» Exercise objective
Without skipping anything, print all of the data exactly.
────────────────────────────────────────
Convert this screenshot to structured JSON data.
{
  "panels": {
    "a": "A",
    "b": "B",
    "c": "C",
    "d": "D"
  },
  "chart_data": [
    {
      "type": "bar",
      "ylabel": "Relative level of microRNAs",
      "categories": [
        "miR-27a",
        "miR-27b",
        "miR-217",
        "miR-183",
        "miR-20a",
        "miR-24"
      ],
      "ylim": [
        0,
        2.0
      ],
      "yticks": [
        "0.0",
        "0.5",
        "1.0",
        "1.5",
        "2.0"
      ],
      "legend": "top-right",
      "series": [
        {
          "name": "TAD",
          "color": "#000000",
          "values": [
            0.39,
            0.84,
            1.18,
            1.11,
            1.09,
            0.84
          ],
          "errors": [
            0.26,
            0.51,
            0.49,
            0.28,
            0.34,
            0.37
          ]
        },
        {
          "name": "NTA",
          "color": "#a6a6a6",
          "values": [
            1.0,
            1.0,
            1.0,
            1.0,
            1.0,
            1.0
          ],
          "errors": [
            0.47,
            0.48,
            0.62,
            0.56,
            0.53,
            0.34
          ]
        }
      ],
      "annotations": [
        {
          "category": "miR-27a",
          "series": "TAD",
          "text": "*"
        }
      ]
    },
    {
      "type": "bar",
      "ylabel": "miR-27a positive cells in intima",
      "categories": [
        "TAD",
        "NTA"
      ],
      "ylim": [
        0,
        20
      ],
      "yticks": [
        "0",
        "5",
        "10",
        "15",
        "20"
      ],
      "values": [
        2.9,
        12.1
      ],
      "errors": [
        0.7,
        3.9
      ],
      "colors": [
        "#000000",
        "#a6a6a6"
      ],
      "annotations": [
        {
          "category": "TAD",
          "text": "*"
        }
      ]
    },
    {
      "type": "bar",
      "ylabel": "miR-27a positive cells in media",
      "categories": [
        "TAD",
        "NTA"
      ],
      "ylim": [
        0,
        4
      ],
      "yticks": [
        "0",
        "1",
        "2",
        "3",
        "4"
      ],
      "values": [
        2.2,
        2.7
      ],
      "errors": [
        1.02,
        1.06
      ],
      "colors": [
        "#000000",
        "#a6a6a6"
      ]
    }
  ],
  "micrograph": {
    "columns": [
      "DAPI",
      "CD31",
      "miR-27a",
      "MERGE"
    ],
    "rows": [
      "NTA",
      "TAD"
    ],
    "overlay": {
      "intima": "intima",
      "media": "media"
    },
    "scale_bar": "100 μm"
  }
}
────────────────────────────────────────
» Response below
Convert this screenshot to structured JSON data.
{
  "panels": {
    "a": "A",
    "b": "B",
    "c": "C",
    "d": "D"
  },
  "chart_data": [
    {
      "type": "bar",
      "ylabel": "Relative level of microRNAs",
      "categories": [
        "miR-27a",
        "miR-27b",
        "miR-217",
        "miR-183",
        "miR-20a",
        "miR-24"
      ],
      "ylim": [
        0,
        2.0
      ],
      "yticks": [
        "0.0",
        "0.5",
        "1.0",
        "1.5",
        "2.0"
      ],
      "legend": "top-right",
      "series": [
        {
          "name": "TAD",
          "color": "#000000",
          "values": [
            0.39,
            0.84,
            1.18,
            1.11,
            1.09,
            0.84
          ],
          "errors": [
            0.26,
            0.51,
            0.49,
            0.28,
            0.34,
            0.37
          ]
        },
        {
          "name": "NTA",
          "color": "#a6a6a6",
          "values": [
            1.0,
            1.0,
            1.0,
            1.0,
            1.0,
            1.0
          ],
          "errors": [
            0.47,
            0.48,
            0.62,
            0.56,
            0.53,
            0.34
          ]
        }
      ],
      "annotations": [
        {
          "category": "miR-27a",
          "series": "TAD",
          "text": "*"
        }
      ]
    },
    {
      "type": "bar",
      "ylabel": "miR-27a positive cells in intima",
      "categories": [
        "TAD",
        "NTA"
      ],
      "ylim": [
        0,
        20
      ],
      "yticks": [
        "0",
        "5",
        "10",
        "15",
        "20"
      ],
      "values": [
        2.9,
        12.1
      ],
      "errors": [
        0.7,
        3.9
      ],
      "colors": [
        "#000000",
        "#a6a6a6"
      ],
      "annotations": [
        {
          "category": "TAD",
          "text": "*"
        }
      ]
    },
    {
      "type": "bar",
      "ylabel": "miR-27a positive cells in media",
      "categories": [
        "TAD",
        "NTA"
      ],
      "ylim": [
        0,
        4
      ],
      "yticks": [
        "0",
        "1",
        "2",
        "3",
        "4"
      ],
      "values": [
        2.2,
        2.7
      ],
      "errors": [
        1.02,
        1.06
      ],
      "colors": [
        "#000000",
        "#a6a6a6"
      ]
    }
  ],
  "micrograph": {
    "columns": [
      "DAPI",
      "CD31",
      "miR-27a",
      "MERGE"
    ],
    "rows": [
      "NTA",
      "TAD"
    ],
    "overlay": {
      "intima": "intima",
      "media": "media"
    },
    "scale_bar": "100 μm"
  }
}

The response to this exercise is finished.